Emit the entire listing verbatim.
══════
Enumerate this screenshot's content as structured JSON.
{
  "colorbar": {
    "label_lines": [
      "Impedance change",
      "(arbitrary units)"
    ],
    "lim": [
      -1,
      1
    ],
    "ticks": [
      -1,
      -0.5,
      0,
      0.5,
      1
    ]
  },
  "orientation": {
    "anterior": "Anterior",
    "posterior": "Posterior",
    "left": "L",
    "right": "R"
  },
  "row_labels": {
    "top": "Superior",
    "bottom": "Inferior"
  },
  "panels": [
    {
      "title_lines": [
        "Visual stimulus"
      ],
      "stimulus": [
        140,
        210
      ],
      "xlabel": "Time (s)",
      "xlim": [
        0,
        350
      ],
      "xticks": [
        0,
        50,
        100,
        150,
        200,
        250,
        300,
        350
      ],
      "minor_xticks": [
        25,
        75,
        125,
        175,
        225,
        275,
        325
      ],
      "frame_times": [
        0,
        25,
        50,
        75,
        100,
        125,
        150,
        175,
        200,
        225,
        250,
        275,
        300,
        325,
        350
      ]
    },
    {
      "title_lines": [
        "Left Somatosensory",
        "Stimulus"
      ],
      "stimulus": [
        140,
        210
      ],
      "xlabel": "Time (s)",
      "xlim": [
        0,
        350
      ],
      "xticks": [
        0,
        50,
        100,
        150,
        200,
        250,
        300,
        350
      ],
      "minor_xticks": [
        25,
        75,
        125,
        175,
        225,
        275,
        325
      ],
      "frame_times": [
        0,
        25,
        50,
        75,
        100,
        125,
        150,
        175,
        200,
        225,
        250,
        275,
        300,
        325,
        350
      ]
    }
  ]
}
══════
▶ **Worked answer**:
Enumerate this screenshot's content as structured JSON.
{
  "colorbar": {
    "label_lines": [
      "Impedance change",
      "(arbitrary units)"
    ],
    "lim": [
      -1,
      1
    ],
    "ticks": [
      -1,
      -0.5,
      0,
      0.5,
      1
    ]
  },
  "orientation": {
    "anterior": "Anterior",
    "posterior": "Posterior",
    "left": "L",
    "right": "R"
  },
  "row_labels": {
    "top": "Superior",
    "bottom": "Inferior"
  },
  "panels": [
    {
      "title_lines": [
        "Visual stimulus"
      ],
      "stimulus": [
        140,
        210
      ],
      "xlabel": "Time (s)",
      "xlim": [
        0,
        350
      ],
      "xticks": [
        0,
        50,
        100,
        150,
        200,
        250,
        300,
        350
      ],
      "minor_xticks": [
        25,
        75,
        125,
        175,
        225,
        275,
        325
      ],
      "frame_times": [
        0,
        25,
        50,
        75,
        100,
        125,
        150,
        175,
        200,
        225,
        250,
        275,
        300,
        325,
        350
      ]
    },
    {
      "title_lines": [
        "Left Somatosensory",
        "Stimulus"
      ],
      "stimulus": [
        140,
        210
      ],
      "xlabel": "Time (s)",
      "xlim": [
        0,
        350
      ],
      "xticks": [
        0,
        50,
        100,
        150,
        200,
        250,
        300,
        350
      ],
      "minor_xticks": [
        25,
        75,
        125,
        175,
        225,
        275,
        325
      ],
      "frame_times": [
        0,
        25,
        50,
        75,
        100,
        125,
        150,
        175,
        200,
        225,
        250,
        275,
        300,
        325,
        350
      ]
    }
  ]
}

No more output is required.